In the excerpt below on NSDUH cannabis use data, which age category variable was used for the years 2002 through 2004?

■ EXCERPT:
BEGIN

Self-reported “past-month” cannabis use was examined by demographic characteristics within the 2002–2021 NSDUH data. All analyses used the Substance Abuse & Mental Health Data Archive (SAMHDA) Public-use Data Analysis System (PDAS) to query the NSDUH data. Self-reported “past-month” cannabis use (MRJMON, Rc-Marijuana—Past Month Use) was considered as a function of respondent sex (IRSEX, Imputed Revised Gender). Similarly, other variables were considered such as reported race and ethnicity (NEWRACE2, Rc-Race/Hispanicity Recode, 7 Levels). This included the following options: non-Hispanic White, non-Hispanic Black/African American, non-Hispanic Native American or Alaskan Native, non-Hispanic Native Hawaiian or Other Pacific Islander, non-Hispanic Asian, non-Hispanic more than one race, or Hispanic. A combined sex by race variable was also used (SEXRACE, Rc-Combined Gender by Race Indicator) for those who identify as non-Hispanic White, non-Hispanic Black, or Hispanic. Similarly, age was considered (CATAG6, Rc-Age Category Recode, 6 Levels) in the ranges of 12–17, 18–25, 26–34, 35–49, 50–64, and 65 + years old. Prior to 2005, the 6-Level age category was not available. Therefore, CATAG5 (Rc-Age Category Recode, 5 Levels) was used for years 2002 through 2004 for the age ranges of 12–17, 18–25, 26–34, and 35–49 years old. A combination of sex and age category was also used (SEXAGE, Rc-Combined Gender by Age Category Indicator) which identified the distribution of males and females within 12–17 and 18–25 age groups.

END

■ DATASET ENTRIES:
BEGIN

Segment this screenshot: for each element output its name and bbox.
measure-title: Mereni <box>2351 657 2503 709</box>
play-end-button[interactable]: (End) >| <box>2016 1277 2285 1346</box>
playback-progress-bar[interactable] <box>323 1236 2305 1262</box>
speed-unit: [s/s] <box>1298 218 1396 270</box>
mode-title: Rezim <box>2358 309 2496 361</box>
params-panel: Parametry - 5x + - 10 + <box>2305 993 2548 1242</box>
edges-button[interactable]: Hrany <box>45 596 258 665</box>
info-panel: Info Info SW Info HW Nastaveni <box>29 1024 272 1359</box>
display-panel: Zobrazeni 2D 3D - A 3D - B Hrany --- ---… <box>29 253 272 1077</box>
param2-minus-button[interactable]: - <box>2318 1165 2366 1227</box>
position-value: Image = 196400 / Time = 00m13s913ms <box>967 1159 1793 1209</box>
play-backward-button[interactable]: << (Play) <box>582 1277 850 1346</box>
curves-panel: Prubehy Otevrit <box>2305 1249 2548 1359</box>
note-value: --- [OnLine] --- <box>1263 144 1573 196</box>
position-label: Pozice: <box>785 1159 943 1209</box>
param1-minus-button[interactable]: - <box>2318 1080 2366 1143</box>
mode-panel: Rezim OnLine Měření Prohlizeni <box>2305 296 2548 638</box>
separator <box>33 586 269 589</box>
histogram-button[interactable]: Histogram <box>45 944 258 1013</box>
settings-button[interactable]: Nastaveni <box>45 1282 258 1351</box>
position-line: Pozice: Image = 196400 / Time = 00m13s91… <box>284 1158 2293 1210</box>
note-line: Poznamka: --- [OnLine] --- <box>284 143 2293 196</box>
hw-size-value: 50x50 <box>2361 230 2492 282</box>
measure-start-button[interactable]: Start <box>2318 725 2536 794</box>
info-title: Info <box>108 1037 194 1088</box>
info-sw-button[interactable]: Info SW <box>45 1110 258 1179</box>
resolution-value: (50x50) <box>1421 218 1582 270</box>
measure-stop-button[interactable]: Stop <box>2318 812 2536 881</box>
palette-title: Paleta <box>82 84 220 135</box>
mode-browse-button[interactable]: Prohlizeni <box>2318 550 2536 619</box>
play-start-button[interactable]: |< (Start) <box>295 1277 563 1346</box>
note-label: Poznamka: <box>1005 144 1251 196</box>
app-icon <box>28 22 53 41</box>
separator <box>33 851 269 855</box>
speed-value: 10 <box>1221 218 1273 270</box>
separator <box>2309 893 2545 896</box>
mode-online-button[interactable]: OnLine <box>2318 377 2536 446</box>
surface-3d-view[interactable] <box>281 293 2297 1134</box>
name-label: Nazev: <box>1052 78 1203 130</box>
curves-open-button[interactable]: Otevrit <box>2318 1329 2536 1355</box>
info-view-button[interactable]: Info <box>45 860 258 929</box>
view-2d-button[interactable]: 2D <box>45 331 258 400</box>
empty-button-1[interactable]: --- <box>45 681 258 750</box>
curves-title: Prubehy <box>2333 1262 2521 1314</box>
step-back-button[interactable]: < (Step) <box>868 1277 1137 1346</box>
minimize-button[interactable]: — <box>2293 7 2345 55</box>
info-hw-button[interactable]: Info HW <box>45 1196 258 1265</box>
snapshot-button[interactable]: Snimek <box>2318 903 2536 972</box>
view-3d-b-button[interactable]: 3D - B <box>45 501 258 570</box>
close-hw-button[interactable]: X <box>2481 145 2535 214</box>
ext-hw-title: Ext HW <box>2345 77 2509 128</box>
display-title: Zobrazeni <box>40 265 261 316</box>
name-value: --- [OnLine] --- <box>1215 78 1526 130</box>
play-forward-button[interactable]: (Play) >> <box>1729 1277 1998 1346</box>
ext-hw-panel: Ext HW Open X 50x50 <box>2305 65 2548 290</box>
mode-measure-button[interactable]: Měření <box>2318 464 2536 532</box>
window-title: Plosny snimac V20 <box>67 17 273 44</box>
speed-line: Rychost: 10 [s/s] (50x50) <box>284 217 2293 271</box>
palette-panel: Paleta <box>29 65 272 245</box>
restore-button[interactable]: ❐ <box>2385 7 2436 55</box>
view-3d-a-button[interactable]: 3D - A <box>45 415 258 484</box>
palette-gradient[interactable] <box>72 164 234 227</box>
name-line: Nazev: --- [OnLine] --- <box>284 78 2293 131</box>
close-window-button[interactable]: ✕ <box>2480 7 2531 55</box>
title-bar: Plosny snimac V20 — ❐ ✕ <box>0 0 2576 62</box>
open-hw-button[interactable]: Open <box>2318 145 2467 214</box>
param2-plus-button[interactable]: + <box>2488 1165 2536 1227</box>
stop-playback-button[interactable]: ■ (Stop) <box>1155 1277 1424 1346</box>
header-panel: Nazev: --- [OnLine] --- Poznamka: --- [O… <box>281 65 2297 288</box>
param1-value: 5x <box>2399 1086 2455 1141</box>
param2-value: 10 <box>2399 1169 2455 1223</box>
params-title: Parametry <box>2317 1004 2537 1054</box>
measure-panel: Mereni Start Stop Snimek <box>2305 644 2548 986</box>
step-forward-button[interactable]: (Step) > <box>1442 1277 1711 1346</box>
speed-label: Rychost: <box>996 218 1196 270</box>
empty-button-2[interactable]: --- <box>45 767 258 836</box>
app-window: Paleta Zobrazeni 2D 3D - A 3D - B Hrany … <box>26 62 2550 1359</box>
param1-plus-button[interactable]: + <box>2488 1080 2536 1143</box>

END

■ EXERCISE ANSWER: CATAG5 (Rc-Age Category Recode, 5 Levels).